(Stored items)
++++

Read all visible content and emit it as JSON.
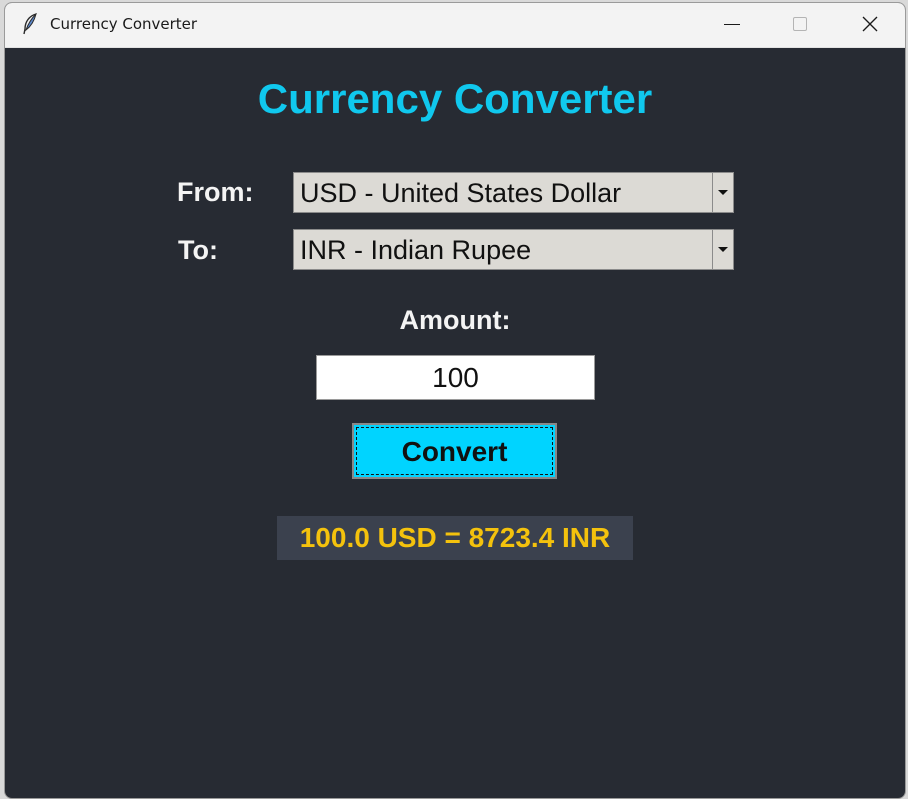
{
  "window": {
    "title": "Currency Converter",
    "icon": "feather-icon"
  },
  "controls": {
    "minimize": "minimize-icon",
    "maximize": "maximize-icon",
    "close": "close-icon"
  },
  "app": {
    "heading": "Currency Converter",
    "from_label": "From:",
    "to_label": "To:",
    "from_value": "USD - United States Dollar",
    "to_value": "INR - Indian Rupee",
    "amount_label": "Amount:",
    "amount_value": "100",
    "convert_label": "Convert",
    "result": "100.0 USD = 8723.4 INR"
  },
  "colors": {
    "background": "#272b33",
    "heading": "#10c8ee",
    "button": "#00d4ff",
    "result_text": "#f4c20d",
    "result_background": "#3b414e"
  }
}
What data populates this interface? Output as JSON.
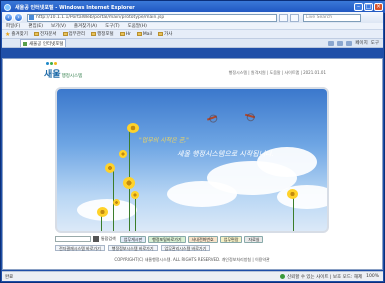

++++

:: EXERCISE DESCRIPTION ::
Each entry should be repeated exactly as it appears; the pictures stay out.

:: COMPLETE OUTPUT ::
Read all visible content and emit it as JSON.
{
  "window": {
    "title": "Currency Converter",
    "icon": "feather-icon"
  },
  "controls": {
    "minimize": "minimize-icon",
    "maximize": "maximize-icon",
    "close": "close-icon"
  },
  "app": {
    "heading": "Currency Converter",
    "from_label": "From:",
    "to_label": "To:",
    "from_value": "USD - United States Dollar",
    "to_value": "INR - Indian Rupee",
    "amount_label": "Amount:",
    "amount_value": "100",
    "convert_label": "Convert",
    "result": "100.0 USD = 8723.4 INR"
  },
  "colors": {
    "background": "#272b33",
    "heading": "#10c8ee",
    "button": "#00d4ff",
    "result_text": "#f4c20d",
    "result_background": "#3b414e"
  }
}
What data populates this interface? Output as JSON.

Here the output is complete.